(Recorded data)
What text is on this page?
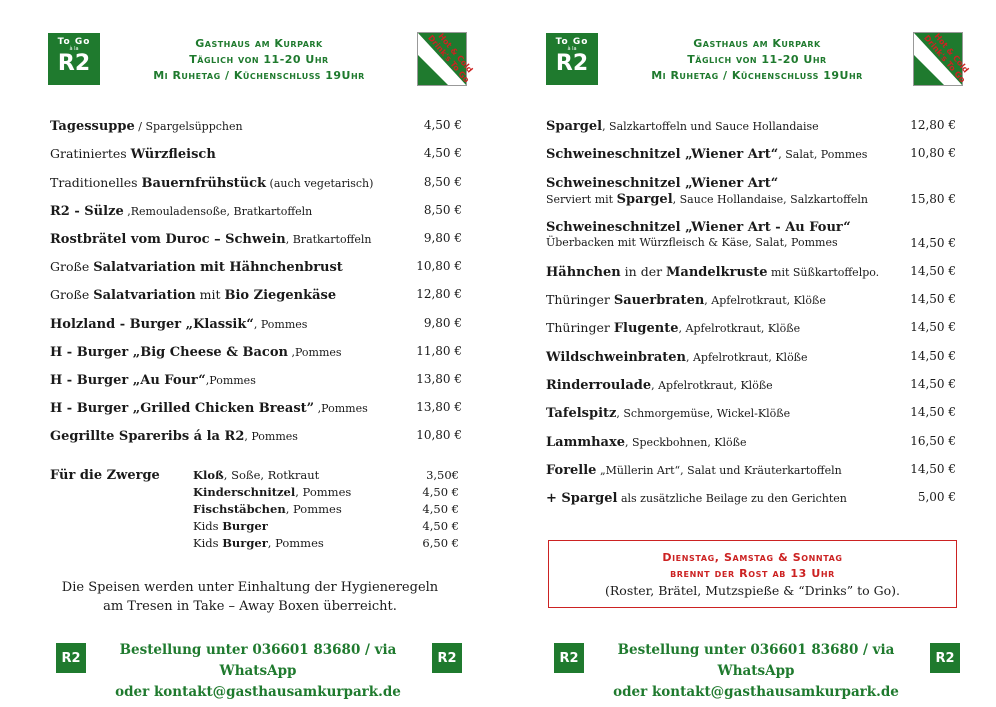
To Go
à la
R2
Gasthaus am Kurpark
Täglich von 11-20 Uhr
Mi Ruhetag / Küchenschluss 19Uhr
Hot & Cold Drink's To Go
Tagessuppe / Spargelsüppchen	4,50 €
Gratiniertes Würzfleisch	4,50 €
Traditionelles Bauernfrühstück (auch vegetarisch)	8,50 €
R2 - Sülze ,Remouladensoße, Bratkartoffeln	8,50 €
Rostbrätel vom Duroc – Schwein, Bratkartoffeln	9,80 €
Große Salatvariation mit Hähnchenbrust	10,80 €
Große Salatvariation mit Bio Ziegenkäse	12,80 €
Holzland - Burger „Klassik“, Pommes	9,80 €
H - Burger „Big Cheese & Bacon ,Pommes	11,80 €
H - Burger „Au Four“,Pommes	13,80 €
H - Burger „Grilled Chicken Breast” ,Pommes	13,80 €
Gegrillte Spareribs á la R2, Pommes	10,80 €
Für die Zwerge	Kloß, Soße, Rotkraut	3,50€
Kinderschnitzel, Pommes	4,50 €
Fischstäbchen, Pommes	4,50 €
Kids Burger	4,50 €
Kids Burger, Pommes	6,50 €
Die Speisen werden unter Einhaltung der Hygieneregeln
am Tresen in Take – Away Boxen überreicht.
R2
Bestellung unter 036601 83680 / via WhatsApp
oder kontakt@gasthausamkurpark.de
R2
To Go
à la
R2
Gasthaus am Kurpark
Täglich von 11-20 Uhr
Mi Ruhetag / Küchenschluss 19Uhr
Hot & Cold Drink's To Go
Spargel, Salzkartoffeln und Sauce Hollandaise	12,80 €
Schweineschnitzel „Wiener Art“, Salat, Pommes	10,80 €
Schweineschnitzel „Wiener Art“
Serviert mit Spargel, Sauce Hollandaise, Salzkartoffeln	15,80 €
Schweineschnitzel „Wiener Art - Au Four“
Überbacken mit Würzfleisch & Käse, Salat, Pommes	14,50 €
Hähnchen in der Mandelkruste mit Süßkartoffelpo.	14,50 €
Thüringer Sauerbraten, Apfelrotkraut, Klöße	14,50 €
Thüringer Flugente, Apfelrotkraut, Klöße	14,50 €
Wildschweinbraten, Apfelrotkraut, Klöße	14,50 €
Rinderroulade, Apfelrotkraut, Klöße	14,50 €
Tafelspitz, Schmorgemüse, Wickel-Klöße	14,50 €
Lammhaxe, Speckbohnen, Klöße	16,50 €
Forelle „Müllerin Art“, Salat und Kräuterkartoffeln	14,50 €
+ Spargel als zusätzliche Beilage zu den Gerichten	5,00 €
R2
Bestellung unter 036601 83680 / via WhatsApp
oder kontakt@gasthausamkurpark.de
R2
Dienstag, Samstag & Sonntag
brennt der Rost ab 13 Uhr
(Roster, Brätel, Mutzspieße & “Drinks” to Go).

* **Given instruction**: Using the listing above, pull out all lines that hold the word "Wiener".

* **Expected output**:
Schweineschnitzel „Wiener Art“, Salat, Pommes	10,80 €
Schweineschnitzel „Wiener Art“
Schweineschnitzel „Wiener Art - Au Four“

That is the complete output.